— Start Document —

Cotter Trout Dock Sign

Cotter Trout Dock Weekly Fishing Report

January 25, 2023

More reports and other videos are on the Cotter Trout Dock Youtube Channel Page.
Below is the Arkansas Game and Fish Fishing Report January 26, 2023.

White River
(updated 1-26-2023) Cotter Trout Dock (870-435-6525) said, “We have snow on the ground here in the northern Arkansas Ozarks. It won't last long, but it sure is pretty. And wet. Chances are good that the lake level may rise some; Bull Shoals Lake is currently at 657.05 feet msl. Yesterday's rain and snow caused a slight rise – we'll probably see more in the next few days – but the lake is still almost 2 feet below power pool, so there is a safety net. The Corps of Engineers and the Southwestern Power Administration have been varying outflows quite significantly over the past week, from just under a unit (2,500 cfs) to 4 units (12,000 cfs), so be very careful and pay attention to the river conditions if you choose to wade or anchor fish. Rapid rises can increase the trout bite but can also increase debris and may catch you off guard.”
Changing water conditions has made finding the trout's favorite hiding spots a little more difficult, but as they move away from spawning grounds, browns are more than ready to grab a minnow or sculpin. Most white lures or jigs have also proven successful, orange bellied stick baits are always a good bet, too. Any type of yellow or peach-colored egg pattern was popular with both fly and spin fishers. Rigged just above the hook, it mimics the trout eggs after the spawn and has brought a number of browns up for pictures. Rainbow trout get a break during the winter to grow, and they're now eagerly taking worms, both live red worms and nightcrawlers or molded, scented sunrise or orange PowerBait.
“Make sure you bundle up for early morning trips to the river; the temperature can be 5-10 degrees colder on the river than the thermometer reads. Our afternoon temps have been very pleasant for January. Stay warm and keep anglin’.”

(updated 1-26-2023) Dave McCulley, owner of Jenkins Fishing Service in Calico Rock, said the rain a week ago Wednesday caused some dinginess in the river but by Friday the river had cleared. The river has seen spikes as high as 7 feet and lows of 4 feet. Drift-fishing with yellow or sunrise Power Eggs with shrimp worked well catching rainbow trout. Quarter-ounce gold-colored spoons when the sun if out, or silver colored spoons when it is cloudy, also worked well in lower water. Size 7 or 9 Rapala Countdowns in rainbow trout colors worked well for some nice 20-inch-plus brown trout. We have also seen success using jigs. There was one stocking this week of a 1,000 rainbow trout at the Calico Rock boat ramp.
“The snowstorm Tuesday evening knocked out power for many people in the area and as of Thursday many thousands are still without power. I would like to give a shout out to the linemen of the various electric companies working to restore power,” Dave said.

(updated 1-26-2023) John Berry of Berry Brothers Guide Service said that during the past week they had numerous rain events that combined for a half-inch in Cotter, cold temperatures and heavy winds. “As I write this I am waiting for 8 inches of snow to hit here in Cotter. The lake level at Bull Shoals rose 0.4 foot to rest at 2.1 feet below power pool of 659 feet msl. This is 38.1 feet below the top of flood pool. Upstream, Table Rock Lake fell 0.1 foot to rest at 0.3 foot below power pool and 16.3 feet below the top of flood pool. Beaver Lake fell 0.3 foot to rest at 2.2 feet below power pool or 11.8 feet below the top of flood pool. On the White, we have had some wadable water and more moderate flows. Norfork Lake fell 0.2 foot to rest 0.3 foot below power pool of 553.75 feet msl and 26.6 feet below the top of flood pool. On the Norfork, we have had more wadable water.”

— End Document —
— Start Data lines —

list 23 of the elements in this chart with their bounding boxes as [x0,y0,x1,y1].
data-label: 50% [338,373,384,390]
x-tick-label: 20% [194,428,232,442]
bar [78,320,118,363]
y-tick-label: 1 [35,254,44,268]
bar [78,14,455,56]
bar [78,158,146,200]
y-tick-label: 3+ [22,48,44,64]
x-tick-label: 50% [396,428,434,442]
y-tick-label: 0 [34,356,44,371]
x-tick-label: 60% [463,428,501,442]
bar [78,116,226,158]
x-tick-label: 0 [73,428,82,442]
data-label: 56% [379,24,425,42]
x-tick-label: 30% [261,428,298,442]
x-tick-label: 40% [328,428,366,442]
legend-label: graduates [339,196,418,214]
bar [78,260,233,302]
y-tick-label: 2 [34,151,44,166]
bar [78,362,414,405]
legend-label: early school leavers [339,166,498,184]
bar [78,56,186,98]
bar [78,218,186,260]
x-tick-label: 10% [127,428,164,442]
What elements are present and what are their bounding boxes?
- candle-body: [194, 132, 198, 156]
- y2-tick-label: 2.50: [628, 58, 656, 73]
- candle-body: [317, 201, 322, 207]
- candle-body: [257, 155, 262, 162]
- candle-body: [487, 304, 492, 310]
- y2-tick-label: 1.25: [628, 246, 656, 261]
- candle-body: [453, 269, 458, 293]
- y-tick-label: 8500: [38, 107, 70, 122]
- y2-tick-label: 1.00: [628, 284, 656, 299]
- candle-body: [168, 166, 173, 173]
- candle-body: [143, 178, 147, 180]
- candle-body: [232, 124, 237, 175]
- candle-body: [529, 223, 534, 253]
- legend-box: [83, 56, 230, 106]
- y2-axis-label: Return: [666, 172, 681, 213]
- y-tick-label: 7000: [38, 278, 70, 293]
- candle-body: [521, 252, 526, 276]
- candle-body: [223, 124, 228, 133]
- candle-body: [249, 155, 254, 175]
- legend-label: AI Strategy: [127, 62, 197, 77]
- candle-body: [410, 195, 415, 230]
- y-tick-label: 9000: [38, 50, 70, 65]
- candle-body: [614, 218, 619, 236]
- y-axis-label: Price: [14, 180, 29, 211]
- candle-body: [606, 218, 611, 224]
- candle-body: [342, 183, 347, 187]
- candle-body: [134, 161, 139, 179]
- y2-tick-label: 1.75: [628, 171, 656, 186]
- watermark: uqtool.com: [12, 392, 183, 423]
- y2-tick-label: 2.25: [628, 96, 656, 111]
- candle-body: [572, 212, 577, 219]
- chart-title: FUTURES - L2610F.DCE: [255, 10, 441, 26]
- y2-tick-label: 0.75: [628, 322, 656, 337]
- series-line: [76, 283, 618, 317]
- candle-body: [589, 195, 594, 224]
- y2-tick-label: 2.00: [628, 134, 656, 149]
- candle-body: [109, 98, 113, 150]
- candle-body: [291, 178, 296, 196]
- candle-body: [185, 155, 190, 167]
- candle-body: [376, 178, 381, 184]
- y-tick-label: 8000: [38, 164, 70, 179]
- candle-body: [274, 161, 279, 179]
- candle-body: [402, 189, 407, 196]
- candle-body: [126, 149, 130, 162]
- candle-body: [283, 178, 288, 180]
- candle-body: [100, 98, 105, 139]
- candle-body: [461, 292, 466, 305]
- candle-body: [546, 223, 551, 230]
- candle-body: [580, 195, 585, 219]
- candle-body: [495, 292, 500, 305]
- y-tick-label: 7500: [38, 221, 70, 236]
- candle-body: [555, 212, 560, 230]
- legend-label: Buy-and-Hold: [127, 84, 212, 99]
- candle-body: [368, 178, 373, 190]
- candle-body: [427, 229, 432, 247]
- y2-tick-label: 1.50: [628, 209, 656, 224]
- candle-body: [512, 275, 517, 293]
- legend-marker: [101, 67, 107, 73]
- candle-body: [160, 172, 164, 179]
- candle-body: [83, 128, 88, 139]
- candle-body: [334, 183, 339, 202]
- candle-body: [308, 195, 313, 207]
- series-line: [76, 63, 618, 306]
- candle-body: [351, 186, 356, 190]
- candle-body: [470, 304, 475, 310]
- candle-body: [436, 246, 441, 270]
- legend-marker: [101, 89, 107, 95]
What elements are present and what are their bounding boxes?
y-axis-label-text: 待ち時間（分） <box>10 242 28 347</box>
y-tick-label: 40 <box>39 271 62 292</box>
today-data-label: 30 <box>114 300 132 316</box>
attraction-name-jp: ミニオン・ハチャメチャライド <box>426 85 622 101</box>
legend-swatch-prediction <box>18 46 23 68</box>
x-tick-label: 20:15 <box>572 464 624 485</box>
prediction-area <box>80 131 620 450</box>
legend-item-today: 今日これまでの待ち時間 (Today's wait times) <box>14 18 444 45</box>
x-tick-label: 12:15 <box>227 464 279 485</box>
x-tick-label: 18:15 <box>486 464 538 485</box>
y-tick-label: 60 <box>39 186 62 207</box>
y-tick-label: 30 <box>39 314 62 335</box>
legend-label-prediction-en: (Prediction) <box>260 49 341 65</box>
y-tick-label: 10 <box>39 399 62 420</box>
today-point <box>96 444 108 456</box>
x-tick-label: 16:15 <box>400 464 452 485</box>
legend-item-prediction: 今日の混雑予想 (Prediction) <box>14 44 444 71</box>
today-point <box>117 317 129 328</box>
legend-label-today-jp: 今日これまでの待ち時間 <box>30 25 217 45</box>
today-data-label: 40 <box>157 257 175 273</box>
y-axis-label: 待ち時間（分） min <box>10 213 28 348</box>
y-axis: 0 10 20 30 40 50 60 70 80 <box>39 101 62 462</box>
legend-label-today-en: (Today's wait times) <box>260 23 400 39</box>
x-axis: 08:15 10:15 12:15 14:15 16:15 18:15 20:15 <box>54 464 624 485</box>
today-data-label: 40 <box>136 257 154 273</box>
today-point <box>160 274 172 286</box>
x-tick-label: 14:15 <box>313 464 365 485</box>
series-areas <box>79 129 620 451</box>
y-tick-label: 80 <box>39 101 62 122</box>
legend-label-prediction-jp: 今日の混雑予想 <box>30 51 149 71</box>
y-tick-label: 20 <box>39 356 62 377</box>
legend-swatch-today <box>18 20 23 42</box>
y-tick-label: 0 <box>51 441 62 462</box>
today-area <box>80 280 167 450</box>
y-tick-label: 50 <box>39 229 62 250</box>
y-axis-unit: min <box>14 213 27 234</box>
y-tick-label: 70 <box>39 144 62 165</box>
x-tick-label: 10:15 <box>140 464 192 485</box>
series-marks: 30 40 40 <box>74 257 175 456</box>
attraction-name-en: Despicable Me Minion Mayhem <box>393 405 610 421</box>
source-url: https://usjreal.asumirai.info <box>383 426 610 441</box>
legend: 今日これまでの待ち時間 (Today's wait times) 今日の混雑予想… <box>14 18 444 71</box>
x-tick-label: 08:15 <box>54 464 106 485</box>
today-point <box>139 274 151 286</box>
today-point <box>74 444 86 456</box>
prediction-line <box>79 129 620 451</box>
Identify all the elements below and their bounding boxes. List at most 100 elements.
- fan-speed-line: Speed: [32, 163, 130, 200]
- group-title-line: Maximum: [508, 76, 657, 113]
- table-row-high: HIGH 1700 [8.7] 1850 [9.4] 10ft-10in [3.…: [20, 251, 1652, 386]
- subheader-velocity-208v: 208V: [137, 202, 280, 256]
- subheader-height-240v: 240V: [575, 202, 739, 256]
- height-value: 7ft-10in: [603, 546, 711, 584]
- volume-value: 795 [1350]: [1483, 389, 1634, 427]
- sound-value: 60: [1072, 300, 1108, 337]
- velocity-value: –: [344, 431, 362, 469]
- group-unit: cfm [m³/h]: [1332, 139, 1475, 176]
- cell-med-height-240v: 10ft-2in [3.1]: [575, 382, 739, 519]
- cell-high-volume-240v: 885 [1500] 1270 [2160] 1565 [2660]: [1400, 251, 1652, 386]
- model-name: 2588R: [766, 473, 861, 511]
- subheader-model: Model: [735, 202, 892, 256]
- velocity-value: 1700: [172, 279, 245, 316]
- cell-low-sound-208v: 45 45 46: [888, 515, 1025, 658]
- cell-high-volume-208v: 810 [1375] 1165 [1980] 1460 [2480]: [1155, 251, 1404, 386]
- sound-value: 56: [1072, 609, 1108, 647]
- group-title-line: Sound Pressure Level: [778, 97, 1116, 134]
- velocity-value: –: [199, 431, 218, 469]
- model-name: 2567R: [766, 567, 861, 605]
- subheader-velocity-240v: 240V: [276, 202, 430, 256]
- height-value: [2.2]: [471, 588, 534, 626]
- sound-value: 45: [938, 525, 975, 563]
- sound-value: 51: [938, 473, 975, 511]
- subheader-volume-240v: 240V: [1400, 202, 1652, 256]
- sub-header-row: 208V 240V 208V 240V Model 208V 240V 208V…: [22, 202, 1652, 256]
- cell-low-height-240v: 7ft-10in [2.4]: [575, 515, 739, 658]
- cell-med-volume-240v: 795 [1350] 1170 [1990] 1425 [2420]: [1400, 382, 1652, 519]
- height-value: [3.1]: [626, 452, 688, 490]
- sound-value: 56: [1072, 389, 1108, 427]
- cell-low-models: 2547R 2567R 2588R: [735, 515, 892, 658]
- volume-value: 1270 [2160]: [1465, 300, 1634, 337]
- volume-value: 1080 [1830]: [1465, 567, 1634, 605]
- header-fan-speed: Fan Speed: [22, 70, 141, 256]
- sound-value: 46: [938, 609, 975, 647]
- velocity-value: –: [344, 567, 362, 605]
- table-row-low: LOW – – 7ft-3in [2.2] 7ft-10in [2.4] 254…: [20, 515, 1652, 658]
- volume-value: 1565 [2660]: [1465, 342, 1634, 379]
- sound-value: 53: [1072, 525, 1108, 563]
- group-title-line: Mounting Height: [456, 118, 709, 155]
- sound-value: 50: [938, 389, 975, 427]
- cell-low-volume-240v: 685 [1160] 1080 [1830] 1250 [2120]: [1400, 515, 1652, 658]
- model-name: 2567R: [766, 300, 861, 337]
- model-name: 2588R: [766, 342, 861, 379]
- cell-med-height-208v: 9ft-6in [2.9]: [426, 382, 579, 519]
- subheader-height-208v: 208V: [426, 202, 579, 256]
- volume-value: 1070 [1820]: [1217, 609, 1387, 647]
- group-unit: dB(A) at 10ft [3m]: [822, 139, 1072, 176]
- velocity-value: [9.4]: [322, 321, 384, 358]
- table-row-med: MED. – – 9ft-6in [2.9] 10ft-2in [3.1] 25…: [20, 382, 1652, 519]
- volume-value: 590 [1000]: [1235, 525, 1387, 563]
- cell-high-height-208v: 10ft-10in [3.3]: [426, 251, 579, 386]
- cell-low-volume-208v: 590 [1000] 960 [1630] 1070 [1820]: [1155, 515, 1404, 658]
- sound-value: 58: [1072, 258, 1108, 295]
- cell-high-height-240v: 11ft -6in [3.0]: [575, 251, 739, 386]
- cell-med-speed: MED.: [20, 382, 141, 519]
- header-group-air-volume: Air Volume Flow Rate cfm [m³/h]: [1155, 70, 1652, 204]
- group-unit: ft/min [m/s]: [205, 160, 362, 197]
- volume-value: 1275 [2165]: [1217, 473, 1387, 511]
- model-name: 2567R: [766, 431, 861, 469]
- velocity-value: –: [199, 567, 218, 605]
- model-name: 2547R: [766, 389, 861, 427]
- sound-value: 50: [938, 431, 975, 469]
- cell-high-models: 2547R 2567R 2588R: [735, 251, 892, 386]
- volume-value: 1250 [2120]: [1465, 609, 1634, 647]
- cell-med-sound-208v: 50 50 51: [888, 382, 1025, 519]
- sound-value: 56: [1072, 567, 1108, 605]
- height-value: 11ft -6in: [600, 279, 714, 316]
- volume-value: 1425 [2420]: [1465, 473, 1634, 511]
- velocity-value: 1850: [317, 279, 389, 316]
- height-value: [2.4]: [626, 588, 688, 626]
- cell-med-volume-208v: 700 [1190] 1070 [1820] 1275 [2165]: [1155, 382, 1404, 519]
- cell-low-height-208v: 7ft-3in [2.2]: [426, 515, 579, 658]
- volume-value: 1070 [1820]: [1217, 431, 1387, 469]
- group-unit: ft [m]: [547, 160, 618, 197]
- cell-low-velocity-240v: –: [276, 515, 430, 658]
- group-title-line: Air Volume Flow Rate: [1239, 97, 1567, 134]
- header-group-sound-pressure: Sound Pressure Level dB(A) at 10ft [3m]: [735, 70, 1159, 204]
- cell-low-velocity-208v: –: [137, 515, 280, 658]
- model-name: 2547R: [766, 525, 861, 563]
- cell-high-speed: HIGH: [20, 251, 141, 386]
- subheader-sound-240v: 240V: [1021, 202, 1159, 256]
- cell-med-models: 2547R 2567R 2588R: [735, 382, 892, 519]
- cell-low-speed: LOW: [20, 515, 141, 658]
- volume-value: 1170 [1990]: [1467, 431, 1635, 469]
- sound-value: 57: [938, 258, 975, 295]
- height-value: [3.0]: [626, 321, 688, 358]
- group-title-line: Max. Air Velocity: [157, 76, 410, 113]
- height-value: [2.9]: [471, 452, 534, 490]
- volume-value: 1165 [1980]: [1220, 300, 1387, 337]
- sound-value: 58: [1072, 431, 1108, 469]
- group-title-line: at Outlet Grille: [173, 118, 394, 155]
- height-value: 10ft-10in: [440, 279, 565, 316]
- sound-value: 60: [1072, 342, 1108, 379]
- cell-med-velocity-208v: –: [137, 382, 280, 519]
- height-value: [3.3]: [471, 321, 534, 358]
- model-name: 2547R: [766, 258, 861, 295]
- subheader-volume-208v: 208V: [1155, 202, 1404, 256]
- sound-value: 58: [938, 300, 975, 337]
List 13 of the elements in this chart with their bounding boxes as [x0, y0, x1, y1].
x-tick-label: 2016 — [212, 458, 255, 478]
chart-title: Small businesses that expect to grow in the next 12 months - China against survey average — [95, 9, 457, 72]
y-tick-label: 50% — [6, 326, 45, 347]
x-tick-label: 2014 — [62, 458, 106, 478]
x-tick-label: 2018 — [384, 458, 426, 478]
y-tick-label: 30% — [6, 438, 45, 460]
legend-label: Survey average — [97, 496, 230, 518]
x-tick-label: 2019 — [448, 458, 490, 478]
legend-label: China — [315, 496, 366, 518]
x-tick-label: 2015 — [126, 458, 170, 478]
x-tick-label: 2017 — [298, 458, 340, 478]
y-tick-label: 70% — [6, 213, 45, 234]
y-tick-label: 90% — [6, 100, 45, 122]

— End Data lines —

_Required work_
A) Please write out the fishing report again from "Changing water conditions" up to and including "or orange PowerBait.", swapping "browns" for "brown trout".
B) Carry on the White River fishing report, starting after its last sentence.
These entries have no connection to the fishing report.

_Exercise answers_
A)
Changing water conditions has made finding the trout's favorite hiding spots a little more difficult, but as they move away from spawning grounds, brown trout are more than ready to grab a minnow or sculpin. Most white lures or jigs have also proven successful, orange bellied stick baits are always a good bet, too. Any type of yellow or peach-colored egg pattern was popular with both fly and spin fishers. Rigged just above the hook, it mimics the trout eggs after the spawn and has brought a number of brown trout up for pictures. Rainbow trout get a break during the winter to grow, and they're now eagerly taking worms, both live red worms and nightcrawlers or molded, scented sunrise or orange PowerBait.

B)
All of the lakes in the White River system are still at or below power pool. With cooler temperatures, expect higher flows and less wadable water. Expect heavy generation during peak power demand.
The catch-and-release section below Bull Shoals Dam is closed through Jan. 31 to accommodate the brown trout spawn. The State Park will be seasonal catch-and-release for the same period. All brown trout must be immediately released. In addition, night fishing is prohibited in this area during this period. This section will reopen next Wednesday!
“On the White, the hot spot has been The Narrows. We have had some lower flows that have fished well. The hot flies were Y2Ks, prince nymphs, zebra midges (black with silver wire and silver bead or red with silver wire and silver bead), pheasant tails, copper Johns, pink and cerise San Juan worms, gold ribbed hare’s ears and sowbugs. Double-fly nymph rigs have been very effective. My favorite has been a cerise San Juan worm with an orange egg dropper.”
John also said, “Today (at this writing) would be my late brother Dan’s 70th birthday. He passed away unexpectedly seven years ago. When we were young Dan and I shared a bedroom and attended the same public schools. I went in the Army and he entered the Navy as a photographer’s mate. I went to Vietnam and he was clever enough to get a job taking pictures of the admiral playing golf.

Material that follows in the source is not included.